• _THE REQUEST_
Using the entries that follow, collect the lines where the word "janitors" appears.

=== SOURCE RECORDS ===

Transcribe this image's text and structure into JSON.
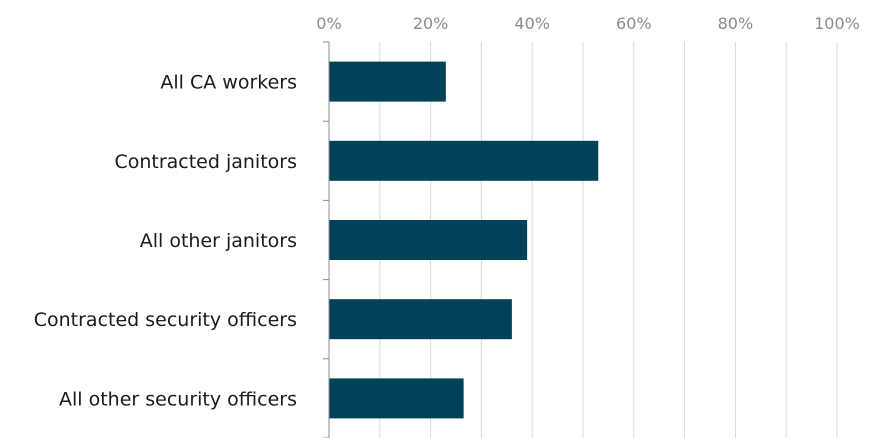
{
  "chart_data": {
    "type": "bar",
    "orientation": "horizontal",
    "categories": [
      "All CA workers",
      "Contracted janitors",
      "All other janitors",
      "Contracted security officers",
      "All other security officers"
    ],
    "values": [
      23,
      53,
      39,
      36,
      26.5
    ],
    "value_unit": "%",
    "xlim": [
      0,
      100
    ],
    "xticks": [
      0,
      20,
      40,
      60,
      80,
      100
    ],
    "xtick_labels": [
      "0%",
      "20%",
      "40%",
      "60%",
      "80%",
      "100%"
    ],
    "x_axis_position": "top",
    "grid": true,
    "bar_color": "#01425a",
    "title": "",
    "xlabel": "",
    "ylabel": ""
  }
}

===
=== SOURCE RECORDS ===

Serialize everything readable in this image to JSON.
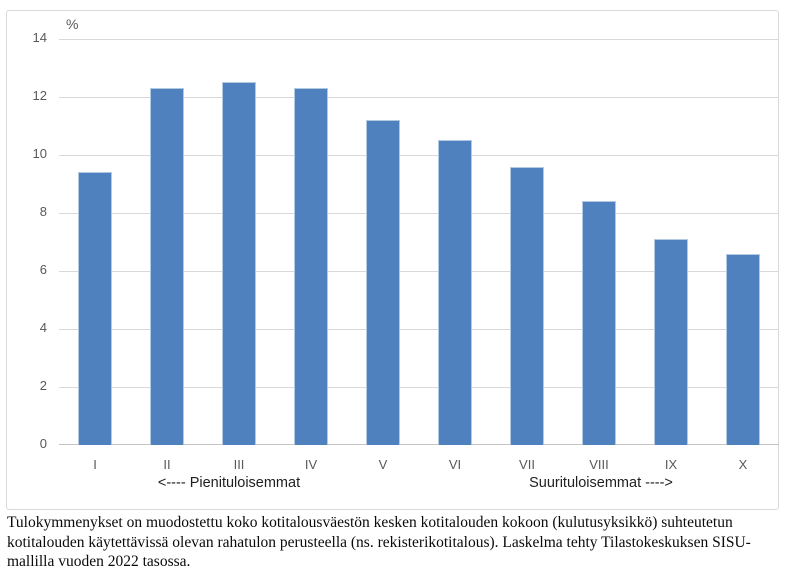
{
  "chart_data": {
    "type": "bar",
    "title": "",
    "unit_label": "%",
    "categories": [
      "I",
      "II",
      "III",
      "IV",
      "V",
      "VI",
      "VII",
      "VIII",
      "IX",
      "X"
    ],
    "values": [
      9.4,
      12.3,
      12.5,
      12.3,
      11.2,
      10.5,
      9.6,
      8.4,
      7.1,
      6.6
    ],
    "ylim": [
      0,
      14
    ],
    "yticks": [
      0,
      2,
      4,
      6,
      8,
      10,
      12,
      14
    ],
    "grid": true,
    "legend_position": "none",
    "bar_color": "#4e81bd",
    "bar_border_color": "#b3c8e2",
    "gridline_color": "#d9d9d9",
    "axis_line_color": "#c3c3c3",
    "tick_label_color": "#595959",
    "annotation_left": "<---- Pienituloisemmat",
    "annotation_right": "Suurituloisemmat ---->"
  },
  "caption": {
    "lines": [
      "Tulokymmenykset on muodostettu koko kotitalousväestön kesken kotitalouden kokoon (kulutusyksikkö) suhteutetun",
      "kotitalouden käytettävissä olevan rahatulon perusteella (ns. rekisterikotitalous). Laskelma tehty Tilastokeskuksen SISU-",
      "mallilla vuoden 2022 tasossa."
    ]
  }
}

===

• _EXPECTED ANSWER_
      "Contracted janitors",
      "All other janitors",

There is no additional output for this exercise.